File Analysis: convex/aiTown/main.ts

This file is the engine controller for the entire AI Town simulation. It’s responsible for managing the lifecycle of the game loop, making it the “ignition system” that powers the virtual world.

1. Core Role and Positioning

This file acts as the central control panel for the AI Town simulation engine. Its primary responsibility is to manage the lifecycle of the game loop for each virtual world, including creating, starting, stopping, and ensuring its continuous operation. It is the “ignition system” that powers the entire simulation.

2. Core Value and Process

The core value of this file is to provide a persistent and robust mechanism that drives the simulation forward in discrete time steps. It ensures that the virtual world is always “alive” and processing agent actions.

The process begins when an engine is started for a world. This action schedules a background task, runStep, to begin executing. This task runs in a loop for a short duration, advancing the game state tick by tick. Before it finishes, it schedules itself to run again immediately, creating a continuous, self-perpetuating cycle that keeps the simulation running. This loop can be gracefully stopped or forcibly restarted (“kicked”) through dedicated functions.

3. Code Deep Dive

createEngine(ctx)

This function initializes a new simulation engine. It records the current time (now) and inserts a new entry into the engines database table. This new entry is configured with the currentTime set to now, a generationNumber of 0 (indicating it’s the first version), and a running status set to true. It then returns the ID of this newly created engine record.

export async function createEngine(ctx: MutationCtx) {
  const now = Date.now();
  const engineId = await ctx.db.insert('engines', {
    currentTime: now,
    generationNumber: 0,
    running: true,
  });
  return engineId;
}

loadWorldStatus(db, worldId)

This is a helper function designed to find the connection between a world and its engine. It queries the worldStatus table using a specific index (worldId) to efficiently find the unique record associated with the given worldId. If no such record exists, it throws an error, as every world should have a corresponding status record. If found, it returns the worldStatus object, which contains the engineId.

async function loadWorldStatus(db: DatabaseReader, worldId: Id<'worlds'>) {
  const worldStatus = await db
    .query('worldStatus')
    .withIndex('worldId', (q) => q.eq('worldId', worldId))
    .unique();
  if (!worldStatus) {
    throw new Error(`No engine found for world ${worldId}`);
  }
  return worldStatus;
}

startEngine(ctx, worldId)

This function acts as the ignition for a world’s simulation. First, it uses loadWorldStatus to find the associated engineId. It then fetches the engine’s data. It performs two checks: first, that the engine actually exists, and second, that the engine is not already running. If it’s already running, it throws an error. If the checks pass, it “wakes up” the engine by patching its database record. It updates the currentTime to the present moment, sets running to true, and increments the generationNumber. This increment is critical for ensuring any old, lingering loops are invalidated. Finally, it uses the ctx.scheduler to immediately schedule the runStep background task, passing it the worldId and the new generationNumber.

**STATED GOAL 1**
In the file analysis, which database table does loadWorldStatus query?
**STATED GOAL 2**
Reproduce the passage of the file analysis between "This function initializes" and "created engine record.", inclusive.
The data that follow are not needed.

**COLLECTED DATA**
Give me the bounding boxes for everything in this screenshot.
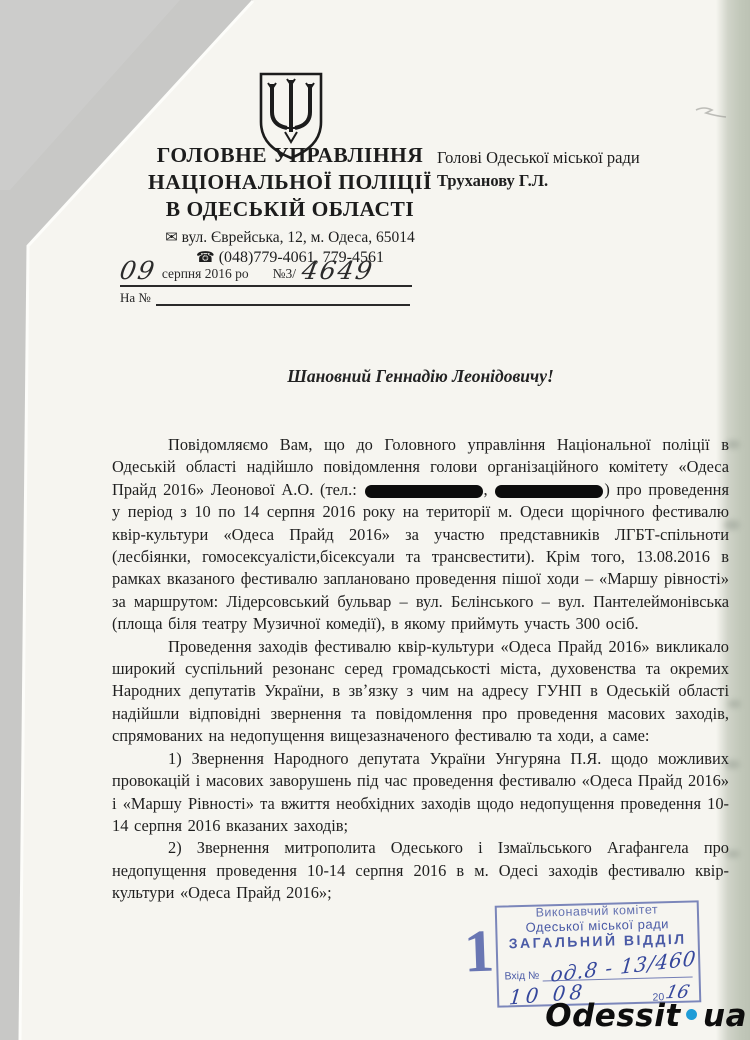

**WORKED SOLUTION 1**
The worldStatus table.

**WORKED SOLUTION 2**
This function initializes a new simulation engine. It records the current time (now) and inserts a new entry into the engines database table. This new entry is configured with the currentTime set to now, a generationNumber of 0 (indicating it’s the first version), and a running status set to true. It then returns the ID of this newly created engine record.